[Saved entries]
=-=-=

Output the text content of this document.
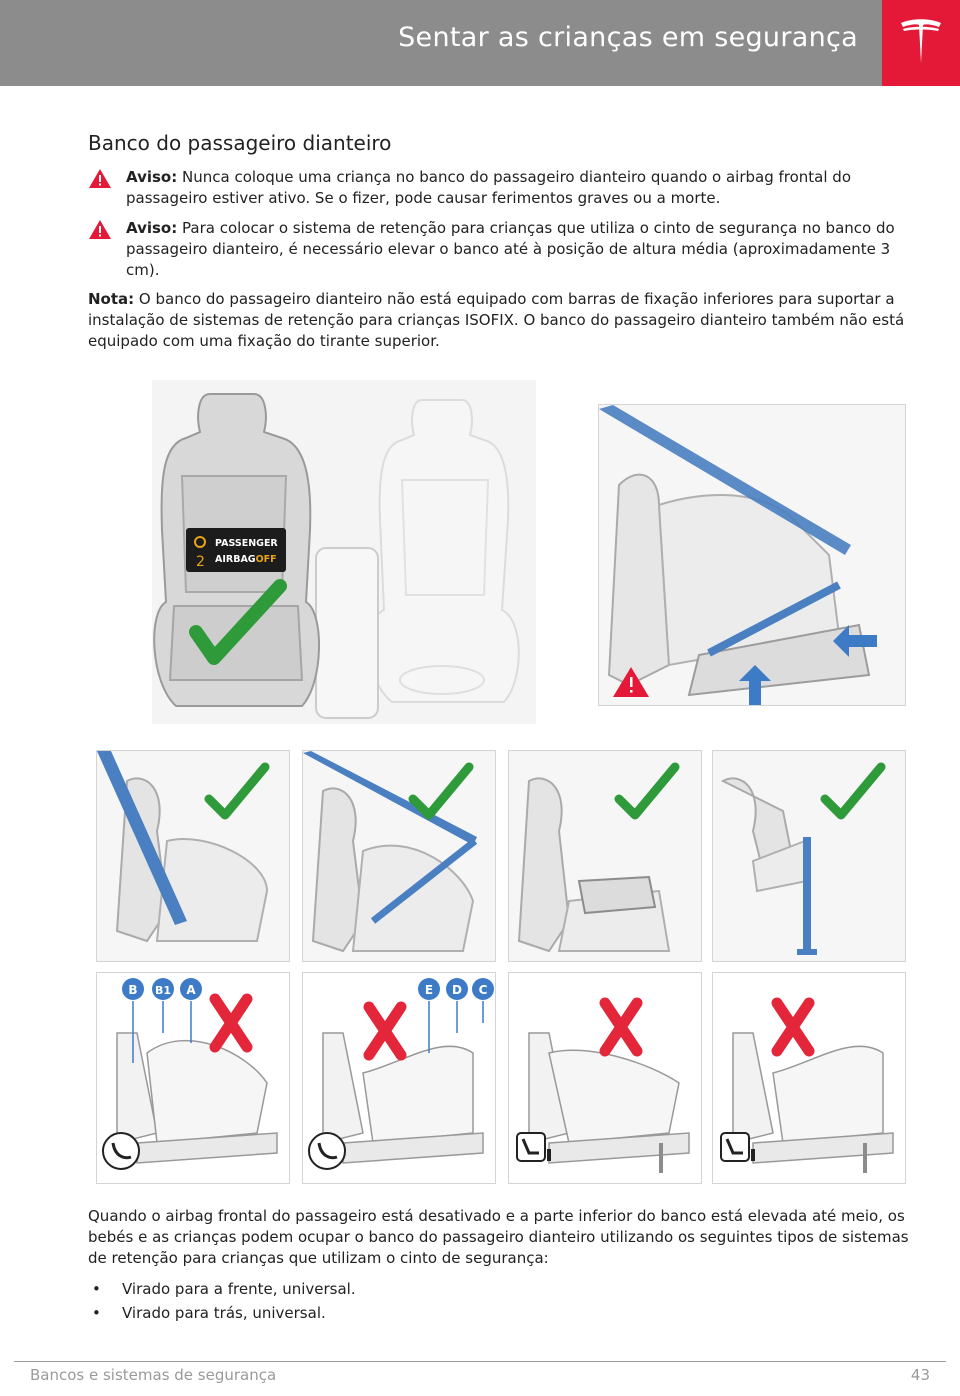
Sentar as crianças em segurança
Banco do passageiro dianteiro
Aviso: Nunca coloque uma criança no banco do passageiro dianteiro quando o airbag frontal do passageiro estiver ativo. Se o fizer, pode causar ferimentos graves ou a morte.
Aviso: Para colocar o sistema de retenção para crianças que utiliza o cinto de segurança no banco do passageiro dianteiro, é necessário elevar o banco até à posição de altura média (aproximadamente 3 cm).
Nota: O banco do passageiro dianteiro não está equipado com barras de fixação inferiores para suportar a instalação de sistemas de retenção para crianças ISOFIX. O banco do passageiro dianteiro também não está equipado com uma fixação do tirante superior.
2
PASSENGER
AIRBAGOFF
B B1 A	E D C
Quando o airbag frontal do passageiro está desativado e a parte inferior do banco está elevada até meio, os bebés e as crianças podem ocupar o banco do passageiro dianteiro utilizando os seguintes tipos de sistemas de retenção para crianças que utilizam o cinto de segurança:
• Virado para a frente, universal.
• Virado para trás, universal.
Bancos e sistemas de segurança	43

=-=-=

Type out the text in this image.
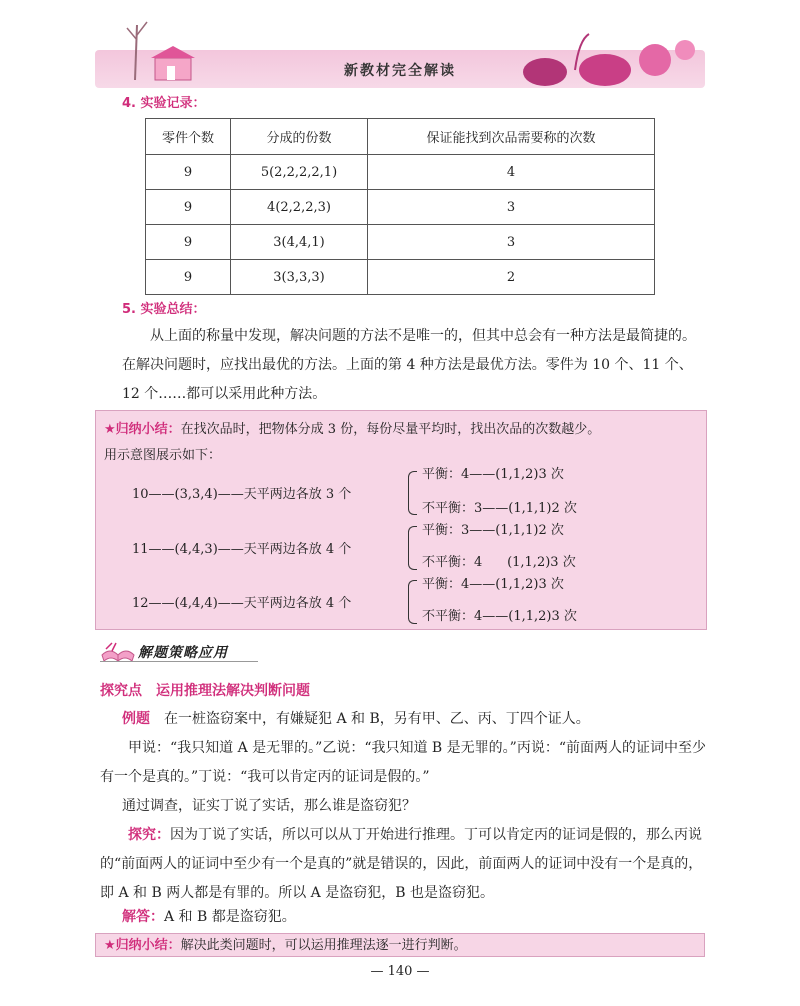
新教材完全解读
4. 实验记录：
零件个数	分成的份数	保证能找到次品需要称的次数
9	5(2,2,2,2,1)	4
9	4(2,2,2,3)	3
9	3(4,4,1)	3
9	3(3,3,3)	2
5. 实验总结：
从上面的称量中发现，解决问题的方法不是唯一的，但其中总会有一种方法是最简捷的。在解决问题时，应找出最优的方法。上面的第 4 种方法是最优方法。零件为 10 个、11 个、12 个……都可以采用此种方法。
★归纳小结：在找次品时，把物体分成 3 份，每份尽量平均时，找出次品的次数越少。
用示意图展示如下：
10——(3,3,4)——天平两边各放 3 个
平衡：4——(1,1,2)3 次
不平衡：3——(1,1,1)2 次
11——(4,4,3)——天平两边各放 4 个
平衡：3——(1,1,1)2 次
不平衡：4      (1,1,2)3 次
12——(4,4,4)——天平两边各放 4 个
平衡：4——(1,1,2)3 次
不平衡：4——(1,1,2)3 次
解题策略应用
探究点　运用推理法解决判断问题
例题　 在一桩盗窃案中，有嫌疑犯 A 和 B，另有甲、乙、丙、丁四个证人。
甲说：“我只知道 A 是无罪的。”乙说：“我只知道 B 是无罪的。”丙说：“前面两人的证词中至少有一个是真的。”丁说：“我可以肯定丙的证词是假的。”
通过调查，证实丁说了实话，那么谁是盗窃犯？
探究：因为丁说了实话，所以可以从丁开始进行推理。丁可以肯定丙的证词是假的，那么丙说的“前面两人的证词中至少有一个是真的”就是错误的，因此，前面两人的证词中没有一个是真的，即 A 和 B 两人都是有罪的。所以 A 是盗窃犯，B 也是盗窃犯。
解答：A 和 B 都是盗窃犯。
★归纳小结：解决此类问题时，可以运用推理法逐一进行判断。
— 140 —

=-=-=

Isolate the lines that hold the word "está" and copy all of them.

Nota: O banco do passageiro dianteiro não está equipado com barras de fixação inferiores para suportar a instalação de sistemas de retenção para crianças ISOFIX. O banco do passageiro dianteiro também não está equipado com uma fixação do tirante superior.
Quando o airbag frontal do passageiro está desativado e a parte inferior do banco está elevada até meio, os bebés e as crianças podem ocupar o banco do passageiro dianteiro utilizando os seguintes tipos de sistemas de retenção para crianças que utilizam o cinto de segurança:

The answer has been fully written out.